◆ Dataset extract

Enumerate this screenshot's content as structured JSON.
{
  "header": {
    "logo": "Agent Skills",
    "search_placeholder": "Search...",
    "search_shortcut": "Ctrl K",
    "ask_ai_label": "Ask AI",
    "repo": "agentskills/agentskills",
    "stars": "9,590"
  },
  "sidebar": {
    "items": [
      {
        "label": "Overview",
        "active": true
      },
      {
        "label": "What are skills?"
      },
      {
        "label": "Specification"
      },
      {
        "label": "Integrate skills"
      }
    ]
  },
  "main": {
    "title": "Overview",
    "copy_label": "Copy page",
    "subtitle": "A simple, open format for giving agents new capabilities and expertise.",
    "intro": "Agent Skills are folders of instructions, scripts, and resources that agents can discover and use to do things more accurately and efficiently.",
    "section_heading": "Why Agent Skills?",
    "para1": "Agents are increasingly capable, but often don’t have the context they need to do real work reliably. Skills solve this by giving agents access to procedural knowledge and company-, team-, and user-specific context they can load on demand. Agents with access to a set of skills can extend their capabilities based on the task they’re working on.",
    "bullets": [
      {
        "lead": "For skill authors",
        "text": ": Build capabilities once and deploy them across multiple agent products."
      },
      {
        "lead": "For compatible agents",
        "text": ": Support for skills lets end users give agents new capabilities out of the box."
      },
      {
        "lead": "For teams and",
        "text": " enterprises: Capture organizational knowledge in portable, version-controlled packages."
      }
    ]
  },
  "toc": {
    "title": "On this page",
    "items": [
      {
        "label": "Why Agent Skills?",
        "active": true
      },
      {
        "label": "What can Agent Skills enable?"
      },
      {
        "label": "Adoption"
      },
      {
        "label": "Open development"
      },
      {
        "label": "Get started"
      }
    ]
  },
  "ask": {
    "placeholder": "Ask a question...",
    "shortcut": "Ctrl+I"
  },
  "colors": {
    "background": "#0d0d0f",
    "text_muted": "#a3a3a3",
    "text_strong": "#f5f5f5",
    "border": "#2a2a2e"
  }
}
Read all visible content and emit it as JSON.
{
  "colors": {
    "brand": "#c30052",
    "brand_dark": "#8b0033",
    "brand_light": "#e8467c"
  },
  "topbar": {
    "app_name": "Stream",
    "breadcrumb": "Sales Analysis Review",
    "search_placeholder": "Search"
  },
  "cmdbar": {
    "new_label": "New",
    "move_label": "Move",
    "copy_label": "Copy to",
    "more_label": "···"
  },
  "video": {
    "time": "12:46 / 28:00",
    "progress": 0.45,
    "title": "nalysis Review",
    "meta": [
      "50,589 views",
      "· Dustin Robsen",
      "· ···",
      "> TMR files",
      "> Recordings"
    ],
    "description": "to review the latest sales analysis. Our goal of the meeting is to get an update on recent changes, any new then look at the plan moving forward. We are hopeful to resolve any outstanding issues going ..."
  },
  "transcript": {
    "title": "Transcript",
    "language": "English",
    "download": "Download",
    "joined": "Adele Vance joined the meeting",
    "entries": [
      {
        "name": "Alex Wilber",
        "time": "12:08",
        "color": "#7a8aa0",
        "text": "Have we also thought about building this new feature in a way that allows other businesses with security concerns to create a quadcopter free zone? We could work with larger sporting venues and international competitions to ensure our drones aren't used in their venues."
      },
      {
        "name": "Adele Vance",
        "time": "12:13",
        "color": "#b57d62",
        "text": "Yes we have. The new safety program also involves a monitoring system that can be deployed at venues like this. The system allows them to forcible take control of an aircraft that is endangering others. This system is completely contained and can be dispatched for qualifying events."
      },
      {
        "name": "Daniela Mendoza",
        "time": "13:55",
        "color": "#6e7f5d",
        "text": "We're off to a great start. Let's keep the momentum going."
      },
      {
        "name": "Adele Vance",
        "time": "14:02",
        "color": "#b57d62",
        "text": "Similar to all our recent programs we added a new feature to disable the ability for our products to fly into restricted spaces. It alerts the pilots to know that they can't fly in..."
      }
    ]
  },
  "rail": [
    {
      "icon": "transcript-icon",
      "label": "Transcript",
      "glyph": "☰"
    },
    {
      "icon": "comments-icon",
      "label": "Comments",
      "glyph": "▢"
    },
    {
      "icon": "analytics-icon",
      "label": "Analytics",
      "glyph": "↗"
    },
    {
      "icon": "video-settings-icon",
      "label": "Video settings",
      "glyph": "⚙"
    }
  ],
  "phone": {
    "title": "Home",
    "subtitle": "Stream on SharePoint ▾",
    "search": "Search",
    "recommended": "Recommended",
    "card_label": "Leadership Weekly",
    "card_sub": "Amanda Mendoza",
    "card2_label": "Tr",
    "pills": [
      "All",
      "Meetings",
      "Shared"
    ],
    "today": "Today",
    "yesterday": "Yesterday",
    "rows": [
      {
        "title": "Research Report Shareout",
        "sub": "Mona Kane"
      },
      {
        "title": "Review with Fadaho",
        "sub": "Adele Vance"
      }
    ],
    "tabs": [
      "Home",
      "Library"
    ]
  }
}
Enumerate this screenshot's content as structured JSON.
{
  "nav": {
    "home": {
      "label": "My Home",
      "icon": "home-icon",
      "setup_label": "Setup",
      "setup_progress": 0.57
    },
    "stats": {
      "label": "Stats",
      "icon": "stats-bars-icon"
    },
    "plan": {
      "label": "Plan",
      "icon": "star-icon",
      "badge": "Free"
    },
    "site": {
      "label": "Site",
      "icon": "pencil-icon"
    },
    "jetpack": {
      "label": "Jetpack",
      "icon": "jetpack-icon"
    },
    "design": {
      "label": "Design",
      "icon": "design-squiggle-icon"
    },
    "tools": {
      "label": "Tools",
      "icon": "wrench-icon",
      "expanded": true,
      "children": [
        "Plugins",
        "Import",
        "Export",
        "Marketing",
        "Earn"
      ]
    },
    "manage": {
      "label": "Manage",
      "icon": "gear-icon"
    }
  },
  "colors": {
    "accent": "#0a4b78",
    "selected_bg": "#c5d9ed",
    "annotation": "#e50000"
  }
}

◆ Work to be completed
Produce an exact copy of all the records.

◆ Answer to the problem
Enumerate this screenshot's content as structured JSON.
{
  "header": {
    "logo": "Agent Skills",
    "search_placeholder": "Search...",
    "search_shortcut": "Ctrl K",
    "ask_ai_label": "Ask AI",
    "repo": "agentskills/agentskills",
    "stars": "9,590"
  },
  "sidebar": {
    "items": [
      {
        "label": "Overview",
        "active": true
      },
      {
        "label": "What are skills?"
      },
      {
        "label": "Specification"
      },
      {
        "label": "Integrate skills"
      }
    ]
  },
  "main": {
    "title": "Overview",
    "copy_label": "Copy page",
    "subtitle": "A simple, open format for giving agents new capabilities and expertise.",
    "intro": "Agent Skills are folders of instructions, scripts, and resources that agents can discover and use to do things more accurately and efficiently.",
    "section_heading": "Why Agent Skills?",
    "para1": "Agents are increasingly capable, but often don’t have the context they need to do real work reliably. Skills solve this by giving agents access to procedural knowledge and company-, team-, and user-specific context they can load on demand. Agents with access to a set of skills can extend their capabilities based on the task they’re working on.",
    "bullets": [
      {
        "lead": "For skill authors",
        "text": ": Build capabilities once and deploy them across multiple agent products."
      },
      {
        "lead": "For compatible agents",
        "text": ": Support for skills lets end users give agents new capabilities out of the box."
      },
      {
        "lead": "For teams and",
        "text": " enterprises: Capture organizational knowledge in portable, version-controlled packages."
      }
    ]
  },
  "toc": {
    "title": "On this page",
    "items": [
      {
        "label": "Why Agent Skills?",
        "active": true
      },
      {
        "label": "What can Agent Skills enable?"
      },
      {
        "label": "Adoption"
      },
      {
        "label": "Open development"
      },
      {
        "label": "Get started"
      }
    ]
  },
  "ask": {
    "placeholder": "Ask a question...",
    "shortcut": "Ctrl+I"
  },
  "colors": {
    "background": "#0d0d0f",
    "text_muted": "#a3a3a3",
    "text_strong": "#f5f5f5",
    "border": "#2a2a2e"
  }
}
Read all visible content and emit it as JSON.
{
  "colors": {
    "brand": "#c30052",
    "brand_dark": "#8b0033",
    "brand_light": "#e8467c"
  },
  "topbar": {
    "app_name": "Stream",
    "breadcrumb": "Sales Analysis Review",
    "search_placeholder": "Search"
  },
  "cmdbar": {
    "new_label": "New",
    "move_label": "Move",
    "copy_label": "Copy to",
    "more_label": "···"
  },
  "video": {
    "time": "12:46 / 28:00",
    "progress": 0.45,
    "title": "nalysis Review",
    "meta": [
      "50,589 views",
      "· Dustin Robsen",
      "· ···",
      "> TMR files",
      "> Recordings"
    ],
    "description": "to review the latest sales analysis. Our goal of the meeting is to get an update on recent changes, any new then look at the plan moving forward. We are hopeful to resolve any outstanding issues going ..."
  },
  "transcript": {
    "title": "Transcript",
    "language": "English",
    "download": "Download",
    "joined": "Adele Vance joined the meeting",
    "entries": [
      {
        "name": "Alex Wilber",
        "time": "12:08",
        "color": "#7a8aa0",
        "text": "Have we also thought about building this new feature in a way that allows other businesses with security concerns to create a quadcopter free zone? We could work with larger sporting venues and international competitions to ensure our drones aren't used in their venues."
      },
      {
        "name": "Adele Vance",
        "time": "12:13",
        "color": "#b57d62",
        "text": "Yes we have. The new safety program also involves a monitoring system that can be deployed at venues like this. The system allows them to forcible take control of an aircraft that is endangering others. This system is completely contained and can be dispatched for qualifying events."
      },
      {
        "name": "Daniela Mendoza",
        "time": "13:55",
        "color": "#6e7f5d",
        "text": "We're off to a great start. Let's keep the momentum going."
      },
      {
        "name": "Adele Vance",
        "time": "14:02",
        "color": "#b57d62",
        "text": "Similar to all our recent programs we added a new feature to disable the ability for our products to fly into restricted spaces. It alerts the pilots to know that they can't fly in..."
      }
    ]
  },
  "rail": [
    {
      "icon": "transcript-icon",
      "label": "Transcript",
      "glyph": "☰"
    },
    {
      "icon": "comments-icon",
      "label": "Comments",
      "glyph": "▢"
    },
    {
      "icon": "analytics-icon",
      "label": "Analytics",
      "glyph": "↗"
    },
    {
      "icon": "video-settings-icon",
      "label": "Video settings",
      "glyph": "⚙"
    }
  ],
  "phone": {
    "title": "Home",
    "subtitle": "Stream on SharePoint ▾",
    "search": "Search",
    "recommended": "Recommended",
    "card_label": "Leadership Weekly",
    "card_sub": "Amanda Mendoza",
    "card2_label": "Tr",
    "pills": [
      "All",
      "Meetings",
      "Shared"
    ],
    "today": "Today",
    "yesterday": "Yesterday",
    "rows": [
      {
        "title": "Research Report Shareout",
        "sub": "Mona Kane"
      },
      {
        "title": "Review with Fadaho",
        "sub": "Adele Vance"
      }
    ],
    "tabs": [
      "Home",
      "Library"
    ]
  }
}
Enumerate this screenshot's content as structured JSON.
{
  "nav": {
    "home": {
      "label": "My Home",
      "icon": "home-icon",
      "setup_label": "Setup",
      "setup_progress": 0.57
    },
    "stats": {
      "label": "Stats",
      "icon": "stats-bars-icon"
    },
    "plan": {
      "label": "Plan",
      "icon": "star-icon",
      "badge": "Free"
    },
    "site": {
      "label": "Site",
      "icon": "pencil-icon"
    },
    "jetpack": {
      "label": "Jetpack",
      "icon": "jetpack-icon"
    },
    "design": {
      "label": "Design",
      "icon": "design-squiggle-icon"
    },
    "tools": {
      "label": "Tools",
      "icon": "wrench-icon",
      "expanded": true,
      "children": [
        "Plugins",
        "Import",
        "Export",
        "Marketing",
        "Earn"
      ]
    },
    "manage": {
      "label": "Manage",
      "icon": "gear-icon"
    }
  },
  "colors": {
    "accent": "#0a4b78",
    "selected_bg": "#c5d9ed",
    "annotation": "#e50000"
  }
}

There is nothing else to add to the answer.